> **WHAT TO WORK ON**
Write out the data word for word, starting with the first line and going on through the line that contains "button[interactable]: Shared [0,818,1126,952]", with both ends included.

> **DATA TO USE**
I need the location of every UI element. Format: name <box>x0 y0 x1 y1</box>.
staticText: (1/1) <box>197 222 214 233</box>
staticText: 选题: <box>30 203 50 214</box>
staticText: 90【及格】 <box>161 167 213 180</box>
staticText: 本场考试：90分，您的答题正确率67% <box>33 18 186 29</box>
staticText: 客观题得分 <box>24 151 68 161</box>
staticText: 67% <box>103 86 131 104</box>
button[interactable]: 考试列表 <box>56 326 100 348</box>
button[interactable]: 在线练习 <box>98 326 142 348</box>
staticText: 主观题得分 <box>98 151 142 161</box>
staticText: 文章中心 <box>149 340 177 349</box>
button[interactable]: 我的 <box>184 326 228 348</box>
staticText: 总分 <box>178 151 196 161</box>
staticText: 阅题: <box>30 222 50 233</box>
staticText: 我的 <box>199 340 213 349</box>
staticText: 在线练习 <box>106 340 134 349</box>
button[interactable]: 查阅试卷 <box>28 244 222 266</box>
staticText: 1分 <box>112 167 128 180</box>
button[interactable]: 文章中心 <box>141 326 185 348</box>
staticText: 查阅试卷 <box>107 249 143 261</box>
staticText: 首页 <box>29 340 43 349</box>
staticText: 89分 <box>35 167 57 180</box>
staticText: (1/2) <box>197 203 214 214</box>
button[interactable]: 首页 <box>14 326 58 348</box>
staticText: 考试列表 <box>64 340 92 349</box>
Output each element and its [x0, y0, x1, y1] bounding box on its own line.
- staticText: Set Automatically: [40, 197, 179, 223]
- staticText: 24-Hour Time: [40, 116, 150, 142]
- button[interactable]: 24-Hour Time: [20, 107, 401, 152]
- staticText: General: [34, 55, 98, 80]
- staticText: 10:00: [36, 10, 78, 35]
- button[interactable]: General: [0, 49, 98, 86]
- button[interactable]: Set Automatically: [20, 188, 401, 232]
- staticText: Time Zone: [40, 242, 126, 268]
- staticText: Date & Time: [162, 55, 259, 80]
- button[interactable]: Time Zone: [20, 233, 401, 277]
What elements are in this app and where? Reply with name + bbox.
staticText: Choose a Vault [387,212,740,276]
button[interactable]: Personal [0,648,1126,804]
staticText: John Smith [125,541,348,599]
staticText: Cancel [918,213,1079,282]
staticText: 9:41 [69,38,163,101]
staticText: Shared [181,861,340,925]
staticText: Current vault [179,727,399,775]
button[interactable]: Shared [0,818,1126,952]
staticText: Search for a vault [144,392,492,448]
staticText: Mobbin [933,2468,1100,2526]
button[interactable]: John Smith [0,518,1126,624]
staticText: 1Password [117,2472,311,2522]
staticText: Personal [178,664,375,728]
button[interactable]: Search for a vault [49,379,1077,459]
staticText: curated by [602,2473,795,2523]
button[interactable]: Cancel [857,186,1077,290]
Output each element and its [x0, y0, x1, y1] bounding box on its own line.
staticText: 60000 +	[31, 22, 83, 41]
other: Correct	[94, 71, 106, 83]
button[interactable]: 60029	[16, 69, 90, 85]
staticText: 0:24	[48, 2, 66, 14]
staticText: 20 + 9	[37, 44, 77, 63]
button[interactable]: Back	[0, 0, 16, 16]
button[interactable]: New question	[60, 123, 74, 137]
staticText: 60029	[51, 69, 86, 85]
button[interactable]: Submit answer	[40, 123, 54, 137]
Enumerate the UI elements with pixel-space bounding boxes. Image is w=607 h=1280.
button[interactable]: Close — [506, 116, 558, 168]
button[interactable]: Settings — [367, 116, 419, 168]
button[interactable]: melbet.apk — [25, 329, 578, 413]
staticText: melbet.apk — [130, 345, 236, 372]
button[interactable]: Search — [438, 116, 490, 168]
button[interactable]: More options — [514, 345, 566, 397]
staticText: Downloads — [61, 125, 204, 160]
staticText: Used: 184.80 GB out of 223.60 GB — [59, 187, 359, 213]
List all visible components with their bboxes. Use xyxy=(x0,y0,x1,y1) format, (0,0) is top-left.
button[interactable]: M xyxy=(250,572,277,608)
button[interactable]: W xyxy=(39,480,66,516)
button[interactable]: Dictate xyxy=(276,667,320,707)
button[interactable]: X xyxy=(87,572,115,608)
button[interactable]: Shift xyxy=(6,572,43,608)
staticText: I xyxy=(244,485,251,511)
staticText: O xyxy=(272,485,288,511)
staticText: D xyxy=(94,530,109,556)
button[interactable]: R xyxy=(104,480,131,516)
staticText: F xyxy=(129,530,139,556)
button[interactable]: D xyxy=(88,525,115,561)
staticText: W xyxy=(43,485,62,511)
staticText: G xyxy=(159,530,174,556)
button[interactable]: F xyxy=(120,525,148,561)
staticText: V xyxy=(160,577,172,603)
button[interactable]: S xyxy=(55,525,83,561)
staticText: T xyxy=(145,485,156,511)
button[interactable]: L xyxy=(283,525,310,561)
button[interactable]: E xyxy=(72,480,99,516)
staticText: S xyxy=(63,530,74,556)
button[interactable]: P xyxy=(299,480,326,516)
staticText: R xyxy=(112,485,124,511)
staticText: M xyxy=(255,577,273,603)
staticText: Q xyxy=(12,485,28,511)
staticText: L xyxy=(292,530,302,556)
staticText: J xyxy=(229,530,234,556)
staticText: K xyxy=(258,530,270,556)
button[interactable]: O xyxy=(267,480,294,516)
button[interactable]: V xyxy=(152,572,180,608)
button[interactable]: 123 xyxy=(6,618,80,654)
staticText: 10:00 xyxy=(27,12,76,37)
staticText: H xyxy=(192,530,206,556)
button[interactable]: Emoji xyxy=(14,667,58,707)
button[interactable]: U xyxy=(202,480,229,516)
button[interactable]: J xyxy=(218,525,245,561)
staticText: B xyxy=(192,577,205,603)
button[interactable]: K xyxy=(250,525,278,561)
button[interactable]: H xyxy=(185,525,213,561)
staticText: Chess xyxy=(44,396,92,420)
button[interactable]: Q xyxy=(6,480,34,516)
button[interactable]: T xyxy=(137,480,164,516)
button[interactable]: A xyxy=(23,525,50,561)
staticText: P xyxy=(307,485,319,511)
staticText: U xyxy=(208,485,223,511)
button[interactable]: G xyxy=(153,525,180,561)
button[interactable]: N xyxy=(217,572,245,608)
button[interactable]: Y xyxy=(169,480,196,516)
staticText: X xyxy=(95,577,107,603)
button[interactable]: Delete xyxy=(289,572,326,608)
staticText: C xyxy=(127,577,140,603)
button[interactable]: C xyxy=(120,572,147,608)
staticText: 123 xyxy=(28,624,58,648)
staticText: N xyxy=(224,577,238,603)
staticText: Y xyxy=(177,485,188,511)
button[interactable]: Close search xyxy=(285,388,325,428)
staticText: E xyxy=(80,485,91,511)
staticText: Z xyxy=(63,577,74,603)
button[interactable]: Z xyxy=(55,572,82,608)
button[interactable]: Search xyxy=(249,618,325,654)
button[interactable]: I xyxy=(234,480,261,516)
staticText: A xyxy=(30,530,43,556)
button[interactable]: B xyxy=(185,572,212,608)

> **CORRECT OUTPUT**
I need the location of every UI element. Format: name <box>x0 y0 x1 y1</box>.
staticText: (1/1) <box>197 222 214 233</box>
staticText: 选题: <box>30 203 50 214</box>
staticText: 90【及格】 <box>161 167 213 180</box>
staticText: 本场考试：90分，您的答题正确率67% <box>33 18 186 29</box>
staticText: 客观题得分 <box>24 151 68 161</box>
staticText: 67% <box>103 86 131 104</box>
button[interactable]: 考试列表 <box>56 326 100 348</box>
button[interactable]: 在线练习 <box>98 326 142 348</box>
staticText: 主观题得分 <box>98 151 142 161</box>
staticText: 文章中心 <box>149 340 177 349</box>
button[interactable]: 我的 <box>184 326 228 348</box>
staticText: 总分 <box>178 151 196 161</box>
staticText: 阅题: <box>30 222 50 233</box>
staticText: 我的 <box>199 340 213 349</box>
staticText: 在线练习 <box>106 340 134 349</box>
button[interactable]: 查阅试卷 <box>28 244 222 266</box>
staticText: 1分 <box>112 167 128 180</box>
button[interactable]: 文章中心 <box>141 326 185 348</box>
staticText: 查阅试卷 <box>107 249 143 261</box>
staticText: 首页 <box>29 340 43 349</box>
staticText: 89分 <box>35 167 57 180</box>
staticText: (1/2) <box>197 203 214 214</box>
button[interactable]: 首页 <box>14 326 58 348</box>
staticText: 考试列表 <box>64 340 92 349</box>
Output each element and its [x0, y0, x1, y1] bounding box on its own line.
- staticText: Set Automatically: [40, 197, 179, 223]
- staticText: 24-Hour Time: [40, 116, 150, 142]
- button[interactable]: 24-Hour Time: [20, 107, 401, 152]
- staticText: General: [34, 55, 98, 80]
- staticText: 10:00: [36, 10, 78, 35]
- button[interactable]: General: [0, 49, 98, 86]
- button[interactable]: Set Automatically: [20, 188, 401, 232]
- staticText: Time Zone: [40, 242, 126, 268]
- staticText: Date & Time: [162, 55, 259, 80]
- button[interactable]: Time Zone: [20, 233, 401, 277]
What elements are in this app and where? Reply with name + bbox.
staticText: Choose a Vault [387,212,740,276]
button[interactable]: Personal [0,648,1126,804]
staticText: John Smith [125,541,348,599]
staticText: Cancel [918,213,1079,282]
staticText: 9:41 [69,38,163,101]
staticText: Shared [181,861,340,925]
staticText: Current vault [179,727,399,775]
button[interactable]: Shared [0,818,1126,952]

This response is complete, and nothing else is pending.